**DIRECTIONS FOR THIS TASK**
All the data should come back exactly as it was given.
[start RECORDS FOR THE TASK]
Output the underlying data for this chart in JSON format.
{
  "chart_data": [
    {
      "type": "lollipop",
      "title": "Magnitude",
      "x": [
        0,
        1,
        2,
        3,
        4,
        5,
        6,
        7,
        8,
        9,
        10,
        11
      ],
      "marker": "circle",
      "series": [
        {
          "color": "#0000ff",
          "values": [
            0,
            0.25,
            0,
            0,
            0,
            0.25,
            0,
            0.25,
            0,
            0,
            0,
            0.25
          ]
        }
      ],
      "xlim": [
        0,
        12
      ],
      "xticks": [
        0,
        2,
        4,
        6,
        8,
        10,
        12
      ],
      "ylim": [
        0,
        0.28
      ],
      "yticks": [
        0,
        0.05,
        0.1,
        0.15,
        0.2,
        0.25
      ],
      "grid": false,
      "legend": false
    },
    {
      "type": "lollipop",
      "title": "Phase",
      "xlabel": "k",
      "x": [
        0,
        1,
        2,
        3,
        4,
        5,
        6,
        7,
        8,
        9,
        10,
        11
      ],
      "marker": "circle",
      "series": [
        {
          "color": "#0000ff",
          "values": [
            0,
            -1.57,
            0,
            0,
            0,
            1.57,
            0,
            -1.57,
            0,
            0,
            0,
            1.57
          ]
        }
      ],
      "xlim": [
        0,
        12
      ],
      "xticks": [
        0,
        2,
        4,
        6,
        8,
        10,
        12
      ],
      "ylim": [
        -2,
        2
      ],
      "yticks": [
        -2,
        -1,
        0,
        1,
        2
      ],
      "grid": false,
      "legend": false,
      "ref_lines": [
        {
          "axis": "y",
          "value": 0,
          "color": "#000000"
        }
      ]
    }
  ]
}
[end RECORDS FOR THE TASK]
**ANSWER BELOW**
Output the underlying data for this chart in JSON format.
{
  "chart_data": [
    {
      "type": "lollipop",
      "title": "Magnitude",
      "x": [
        0,
        1,
        2,
        3,
        4,
        5,
        6,
        7,
        8,
        9,
        10,
        11
      ],
      "marker": "circle",
      "series": [
        {
          "color": "#0000ff",
          "values": [
            0,
            0.25,
            0,
            0,
            0,
            0.25,
            0,
            0.25,
            0,
            0,
            0,
            0.25
          ]
        }
      ],
      "xlim": [
        0,
        12
      ],
      "xticks": [
        0,
        2,
        4,
        6,
        8,
        10,
        12
      ],
      "ylim": [
        0,
        0.28
      ],
      "yticks": [
        0,
        0.05,
        0.1,
        0.15,
        0.2,
        0.25
      ],
      "grid": false,
      "legend": false
    },
    {
      "type": "lollipop",
      "title": "Phase",
      "xlabel": "k",
      "x": [
        0,
        1,
        2,
        3,
        4,
        5,
        6,
        7,
        8,
        9,
        10,
        11
      ],
      "marker": "circle",
      "series": [
        {
          "color": "#0000ff",
          "values": [
            0,
            -1.57,
            0,
            0,
            0,
            1.57,
            0,
            -1.57,
            0,
            0,
            0,
            1.57
          ]
        }
      ],
      "xlim": [
        0,
        12
      ],
      "xticks": [
        0,
        2,
        4,
        6,
        8,
        10,
        12
      ],
      "ylim": [
        -2,
        2
      ],
      "yticks": [
        -2,
        -1,
        0,
        1,
        2
      ],
      "grid": false,
      "legend": false,
      "ref_lines": [
        {
          "axis": "y",
          "value": 0,
          "color": "#000000"
        }
      ]
    }
  ]
}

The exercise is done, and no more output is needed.